=== PROVIDED RECORDS ===
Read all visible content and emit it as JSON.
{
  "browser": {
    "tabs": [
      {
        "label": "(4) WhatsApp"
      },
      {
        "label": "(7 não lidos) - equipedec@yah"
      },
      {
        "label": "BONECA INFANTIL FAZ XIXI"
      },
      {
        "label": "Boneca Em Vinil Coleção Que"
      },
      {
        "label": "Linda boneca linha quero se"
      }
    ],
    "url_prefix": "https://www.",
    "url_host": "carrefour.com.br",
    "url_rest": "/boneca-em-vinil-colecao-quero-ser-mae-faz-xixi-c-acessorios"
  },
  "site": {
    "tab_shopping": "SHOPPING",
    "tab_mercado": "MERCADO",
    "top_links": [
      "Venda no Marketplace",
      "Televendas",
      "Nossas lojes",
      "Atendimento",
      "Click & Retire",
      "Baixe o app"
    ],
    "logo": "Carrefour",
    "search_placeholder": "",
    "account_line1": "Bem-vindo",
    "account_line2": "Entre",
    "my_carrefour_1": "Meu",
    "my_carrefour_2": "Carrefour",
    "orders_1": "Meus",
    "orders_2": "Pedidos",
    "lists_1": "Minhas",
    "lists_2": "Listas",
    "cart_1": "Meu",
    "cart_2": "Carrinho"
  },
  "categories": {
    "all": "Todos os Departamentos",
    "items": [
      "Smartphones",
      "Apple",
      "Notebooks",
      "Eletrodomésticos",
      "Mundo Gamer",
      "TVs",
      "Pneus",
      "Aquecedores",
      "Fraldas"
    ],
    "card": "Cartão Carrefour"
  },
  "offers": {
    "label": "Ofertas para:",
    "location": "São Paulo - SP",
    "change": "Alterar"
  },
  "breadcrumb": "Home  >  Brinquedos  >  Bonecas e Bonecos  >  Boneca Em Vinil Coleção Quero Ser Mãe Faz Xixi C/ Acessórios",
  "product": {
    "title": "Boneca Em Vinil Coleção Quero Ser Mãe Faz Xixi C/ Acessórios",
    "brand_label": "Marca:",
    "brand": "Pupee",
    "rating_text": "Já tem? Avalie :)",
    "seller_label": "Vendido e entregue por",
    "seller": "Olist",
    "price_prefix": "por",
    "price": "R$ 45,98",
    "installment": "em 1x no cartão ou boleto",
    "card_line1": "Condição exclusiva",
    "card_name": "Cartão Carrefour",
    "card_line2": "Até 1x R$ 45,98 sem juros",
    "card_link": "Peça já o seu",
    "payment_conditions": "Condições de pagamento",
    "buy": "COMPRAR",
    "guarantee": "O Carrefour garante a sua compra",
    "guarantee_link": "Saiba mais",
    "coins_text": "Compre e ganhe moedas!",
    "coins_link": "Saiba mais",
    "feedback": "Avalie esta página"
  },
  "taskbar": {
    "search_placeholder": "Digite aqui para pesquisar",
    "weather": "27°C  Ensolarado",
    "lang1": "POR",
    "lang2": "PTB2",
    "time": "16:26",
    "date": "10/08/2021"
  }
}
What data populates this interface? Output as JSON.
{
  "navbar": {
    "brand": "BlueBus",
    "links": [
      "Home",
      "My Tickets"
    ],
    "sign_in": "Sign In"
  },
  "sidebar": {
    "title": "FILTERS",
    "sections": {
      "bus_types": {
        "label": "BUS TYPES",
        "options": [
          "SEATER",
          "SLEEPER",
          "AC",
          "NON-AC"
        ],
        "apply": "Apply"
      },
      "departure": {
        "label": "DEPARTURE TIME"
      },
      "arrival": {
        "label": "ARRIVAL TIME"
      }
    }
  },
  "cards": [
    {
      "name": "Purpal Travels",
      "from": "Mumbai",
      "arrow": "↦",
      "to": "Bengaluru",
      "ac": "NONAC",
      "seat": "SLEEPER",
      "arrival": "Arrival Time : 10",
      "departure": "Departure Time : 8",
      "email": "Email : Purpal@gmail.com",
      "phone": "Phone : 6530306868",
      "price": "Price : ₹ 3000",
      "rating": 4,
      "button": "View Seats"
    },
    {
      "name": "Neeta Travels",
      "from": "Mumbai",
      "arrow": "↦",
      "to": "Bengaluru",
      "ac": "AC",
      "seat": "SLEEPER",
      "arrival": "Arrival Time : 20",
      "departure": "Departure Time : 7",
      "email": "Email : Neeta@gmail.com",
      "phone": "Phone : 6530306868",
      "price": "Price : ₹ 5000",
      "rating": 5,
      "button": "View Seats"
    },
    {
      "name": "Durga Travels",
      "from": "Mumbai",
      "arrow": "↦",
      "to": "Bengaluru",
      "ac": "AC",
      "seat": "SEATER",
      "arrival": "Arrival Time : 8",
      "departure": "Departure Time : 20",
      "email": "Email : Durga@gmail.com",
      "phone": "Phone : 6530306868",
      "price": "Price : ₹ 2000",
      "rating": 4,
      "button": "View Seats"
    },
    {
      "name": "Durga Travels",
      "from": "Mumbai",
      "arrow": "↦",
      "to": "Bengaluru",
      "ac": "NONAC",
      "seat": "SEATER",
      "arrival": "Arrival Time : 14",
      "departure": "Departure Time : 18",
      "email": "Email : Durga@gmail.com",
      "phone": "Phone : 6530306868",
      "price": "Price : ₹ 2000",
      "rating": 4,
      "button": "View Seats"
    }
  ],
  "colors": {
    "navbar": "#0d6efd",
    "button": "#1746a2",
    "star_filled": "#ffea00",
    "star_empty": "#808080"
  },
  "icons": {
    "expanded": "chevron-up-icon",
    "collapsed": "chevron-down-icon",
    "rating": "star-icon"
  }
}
===
TASK REQUIREMENTS — Transcribe the records above exactly as they appear.

TASK SOLUTION —
Read all visible content and emit it as JSON.
{
  "browser": {
    "tabs": [
      {
        "label": "(4) WhatsApp"
      },
      {
        "label": "(7 não lidos) - equipedec@yah"
      },
      {
        "label": "BONECA INFANTIL FAZ XIXI"
      },
      {
        "label": "Boneca Em Vinil Coleção Que"
      },
      {
        "label": "Linda boneca linha quero se"
      }
    ],
    "url_prefix": "https://www.",
    "url_host": "carrefour.com.br",
    "url_rest": "/boneca-em-vinil-colecao-quero-ser-mae-faz-xixi-c-acessorios"
  },
  "site": {
    "tab_shopping": "SHOPPING",
    "tab_mercado": "MERCADO",
    "top_links": [
      "Venda no Marketplace",
      "Televendas",
      "Nossas lojes",
      "Atendimento",
      "Click & Retire",
      "Baixe o app"
    ],
    "logo": "Carrefour",
    "search_placeholder": "",
    "account_line1": "Bem-vindo",
    "account_line2": "Entre",
    "my_carrefour_1": "Meu",
    "my_carrefour_2": "Carrefour",
    "orders_1": "Meus",
    "orders_2": "Pedidos",
    "lists_1": "Minhas",
    "lists_2": "Listas",
    "cart_1": "Meu",
    "cart_2": "Carrinho"
  },
  "categories": {
    "all": "Todos os Departamentos",
    "items": [
      "Smartphones",
      "Apple",
      "Notebooks",
      "Eletrodomésticos",
      "Mundo Gamer",
      "TVs",
      "Pneus",
      "Aquecedores",
      "Fraldas"
    ],
    "card": "Cartão Carrefour"
  },
  "offers": {
    "label": "Ofertas para:",
    "location": "São Paulo - SP",
    "change": "Alterar"
  },
  "breadcrumb": "Home  >  Brinquedos  >  Bonecas e Bonecos  >  Boneca Em Vinil Coleção Quero Ser Mãe Faz Xixi C/ Acessórios",
  "product": {
    "title": "Boneca Em Vinil Coleção Quero Ser Mãe Faz Xixi C/ Acessórios",
    "brand_label": "Marca:",
    "brand": "Pupee",
    "rating_text": "Já tem? Avalie :)",
    "seller_label": "Vendido e entregue por",
    "seller": "Olist",
    "price_prefix": "por",
    "price": "R$ 45,98",
    "installment": "em 1x no cartão ou boleto",
    "card_line1": "Condição exclusiva",
    "card_name": "Cartão Carrefour",
    "card_line2": "Até 1x R$ 45,98 sem juros",
    "card_link": "Peça já o seu",
    "payment_conditions": "Condições de pagamento",
    "buy": "COMPRAR",
    "guarantee": "O Carrefour garante a sua compra",
    "guarantee_link": "Saiba mais",
    "coins_text": "Compre e ganhe moedas!",
    "coins_link": "Saiba mais",
    "feedback": "Avalie esta página"
  },
  "taskbar": {
    "search_placeholder": "Digite aqui para pesquisar",
    "weather": "27°C  Ensolarado",
    "lang1": "POR",
    "lang2": "PTB2",
    "time": "16:26",
    "date": "10/08/2021"
  }
}
What data populates this interface? Output as JSON.
{
  "navbar": {
    "brand": "BlueBus",
    "links": [
      "Home",
      "My Tickets"
    ],
    "sign_in": "Sign In"
  },
  "sidebar": {
    "title": "FILTERS",
    "sections": {
      "bus_types": {
        "label": "BUS TYPES",
        "options": [
          "SEATER",
          "SLEEPER",
          "AC",
          "NON-AC"
        ],
        "apply": "Apply"
      },
      "departure": {
        "label": "DEPARTURE TIME"
      },
      "arrival": {
        "label": "ARRIVAL TIME"
      }
    }
  },
  "cards": [
    {
      "name": "Purpal Travels",
      "from": "Mumbai",
      "arrow": "↦",
      "to": "Bengaluru",
      "ac": "NONAC",
      "seat": "SLEEPER",
      "arrival": "Arrival Time : 10",
      "departure": "Departure Time : 8",
      "email": "Email : Purpal@gmail.com",
      "phone": "Phone : 6530306868",
      "price": "Price : ₹ 3000",
      "rating": 4,
      "button": "View Seats"
    },
    {
      "name": "Neeta Travels",
      "from": "Mumbai",
      "arrow": "↦",
      "to": "Bengaluru",
      "ac": "AC",
      "seat": "SLEEPER",
      "arrival": "Arrival Time : 20",
      "departure": "Departure Time : 7",
      "email": "Email : Neeta@gmail.com",
      "phone": "Phone : 6530306868",
      "price": "Price : ₹ 5000",
      "rating": 5,
      "button": "View Seats"
    },
    {
      "name": "Durga Travels",
      "from": "Mumbai",
      "arrow": "↦",
      "to": "Bengaluru",
      "ac": "AC",
      "seat": "SEATER",
      "arrival": "Arrival Time : 8",
      "departure": "Departure Time : 20",
      "email": "Email : Durga@gmail.com",
      "phone": "Phone : 6530306868",
      "price": "Price : ₹ 2000",
      "rating": 4,
      "button": "View Seats"
    },
    {
      "name": "Durga Travels",
      "from": "Mumbai",
      "arrow": "↦",
      "to": "Bengaluru",
      "ac": "NONAC",
      "seat": "SEATER",
      "arrival": "Arrival Time : 14",
      "departure": "Departure Time : 18",
      "email": "Email : Durga@gmail.com",
      "phone": "Phone : 6530306868",
      "price": "Price : ₹ 2000",
      "rating": 4,
      "button": "View Seats"
    }
  ],
  "colors": {
    "navbar": "#0d6efd",
    "button": "#1746a2",
    "star_filled": "#ffea00",
    "star_empty": "#808080"
  },
  "icons": {
    "expanded": "chevron-up-icon",
    "collapsed": "chevron-down-icon",
    "rating": "star-icon"
  }
}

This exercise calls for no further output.